** WRITTEN PROBLEM **
Write out the full listing exactly as given, minus the images.

** DATA RECORDS **
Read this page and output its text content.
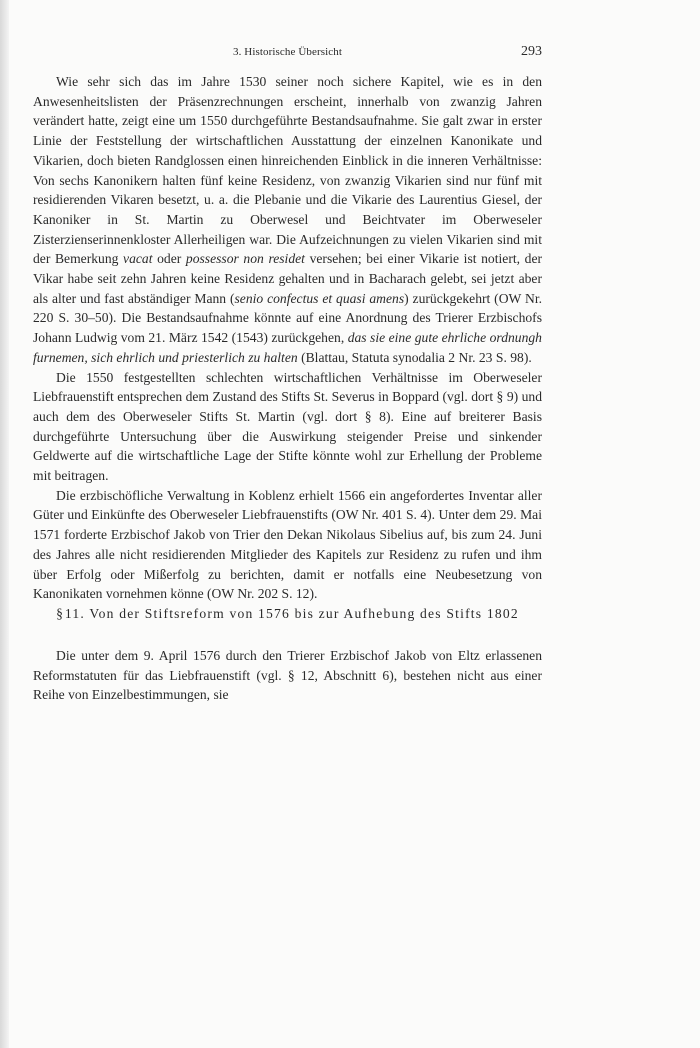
3. Historische Übersicht	293

Wie sehr sich das im Jahre 1530 seiner noch sichere Kapitel, wie es in den Anwesenheitslisten der Präsenzrechnungen erscheint, innerhalb von zwanzig Jahren verändert hatte, zeigt eine um 1550 durchgeführte Bestandsaufnahme. Sie galt zwar in erster Linie der Feststellung der wirtschaftlichen Ausstattung der einzelnen Kanonikate und Vikarien, doch bieten Randglossen einen hinreichenden Einblick in die inneren Verhältnisse: Von sechs Kanonikern halten fünf keine Residenz, von zwanzig Vikarien sind nur fünf mit residierenden Vikaren besetzt, u. a. die Plebanie und die Vikarie des Laurentius Giesel, der Kanoniker in St. Martin zu Oberwesel und Beichtvater im Oberweseler Zisterzienserinnenkloster Allerheiligen war. Die Aufzeichnungen zu vielen Vikarien sind mit der Bemerkung vacat oder possessor non residet versehen; bei einer Vikarie ist notiert, der Vikar habe seit zehn Jahren keine Residenz gehalten und in Bacharach gelebt, sei jetzt aber als alter und fast abständiger Mann (senio confectus et quasi amens) zurückgekehrt (OW Nr. 220 S. 30–50). Die Bestandsaufnahme könnte auf eine Anordnung des Trierer Erzbischofs Johann Ludwig vom 21. März 1542 (1543) zurückgehen, das sie eine gute ehrliche ordnungh furnemen, sich ehrlich und priesterlich zu halten (Blattau, Statuta synodalia 2 Nr. 23 S. 98).

Die 1550 festgestellten schlechten wirtschaftlichen Verhältnisse im Oberweseler Liebfrauenstift entsprechen dem Zustand des Stifts St. Severus in Boppard (vgl. dort § 9) und auch dem des Oberweseler Stifts St. Martin (vgl. dort § 8). Eine auf breiterer Basis durchgeführte Untersuchung über die Auswirkung steigender Preise und sinkender Geldwerte auf die wirtschaftliche Lage der Stifte könnte wohl zur Erhellung der Probleme mit beitragen.

Die erzbischöfliche Verwaltung in Koblenz erhielt 1566 ein angefordertes Inventar aller Güter und Einkünfte des Oberweseler Liebfrauenstifts (OW Nr. 401 S. 4). Unter dem 29. Mai 1571 forderte Erzbischof Jakob von Trier den Dekan Nikolaus Sibelius auf, bis zum 24. Juni des Jahres alle nicht residierenden Mitglieder des Kapitels zur Residenz zu rufen und ihm über Erfolg oder Mißerfolg zu berichten, damit er notfalls eine Neubesetzung von Kanonikaten vornehmen könne (OW Nr. 202 S. 12).

§ 11. Von der Stiftsreform von 1576 bis zur Aufhebung des Stifts 1802

Die unter dem 9. April 1576 durch den Trierer Erzbischof Jakob von Eltz erlassenen Reformstatuten für das Liebfrauenstift (vgl. § 12, Abschnitt 6), bestehen nicht aus einer Reihe von Einzelbestimmungen, sie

** TASK OUTPUT **
Read this page and output its text content.
3. Historische Übersicht	293

Wie sehr sich das im Jahre 1530 seiner noch sichere Kapitel, wie es in den Anwesenheitslisten der Präsenzrechnungen erscheint, innerhalb von zwanzig Jahren verändert hatte, zeigt eine um 1550 durchgeführte Bestandsaufnahme. Sie galt zwar in erster Linie der Feststellung der wirtschaftlichen Ausstattung der einzelnen Kanonikate und Vikarien, doch bieten Randglossen einen hinreichenden Einblick in die inneren Verhältnisse: Von sechs Kanonikern halten fünf keine Residenz, von zwanzig Vikarien sind nur fünf mit residierenden Vikaren besetzt, u. a. die Plebanie und die Vikarie des Laurentius Giesel, der Kanoniker in St. Martin zu Oberwesel und Beichtvater im Oberweseler Zisterzienserinnenkloster Allerheiligen war. Die Aufzeichnungen zu vielen Vikarien sind mit der Bemerkung vacat oder possessor non residet versehen; bei einer Vikarie ist notiert, der Vikar habe seit zehn Jahren keine Residenz gehalten und in Bacharach gelebt, sei jetzt aber als alter und fast abständiger Mann (senio confectus et quasi amens) zurückgekehrt (OW Nr. 220 S. 30–50). Die Bestandsaufnahme könnte auf eine Anordnung des Trierer Erzbischofs Johann Ludwig vom 21. März 1542 (1543) zurückgehen, das sie eine gute ehrliche ordnungh furnemen, sich ehrlich und priesterlich zu halten (Blattau, Statuta synodalia 2 Nr. 23 S. 98).

Die 1550 festgestellten schlechten wirtschaftlichen Verhältnisse im Oberweseler Liebfrauenstift entsprechen dem Zustand des Stifts St. Severus in Boppard (vgl. dort § 9) und auch dem des Oberweseler Stifts St. Martin (vgl. dort § 8). Eine auf breiterer Basis durchgeführte Untersuchung über die Auswirkung steigender Preise und sinkender Geldwerte auf die wirtschaftliche Lage der Stifte könnte wohl zur Erhellung der Probleme mit beitragen.

Die erzbischöfliche Verwaltung in Koblenz erhielt 1566 ein angefordertes Inventar aller Güter und Einkünfte des Oberweseler Liebfrauenstifts (OW Nr. 401 S. 4). Unter dem 29. Mai 1571 forderte Erzbischof Jakob von Trier den Dekan Nikolaus Sibelius auf, bis zum 24. Juni des Jahres alle nicht residierenden Mitglieder des Kapitels zur Residenz zu rufen und ihm über Erfolg oder Mißerfolg zu berichten, damit er notfalls eine Neubesetzung von Kanonikaten vornehmen könne (OW Nr. 202 S. 12).

§ 11. Von der Stiftsreform von 1576 bis zur Aufhebung des Stifts 1802

Die unter dem 9. April 1576 durch den Trierer Erzbischof Jakob von Eltz erlassenen Reformstatuten für das Liebfrauenstift (vgl. § 12, Abschnitt 6), bestehen nicht aus einer Reihe von Einzelbestimmungen, sie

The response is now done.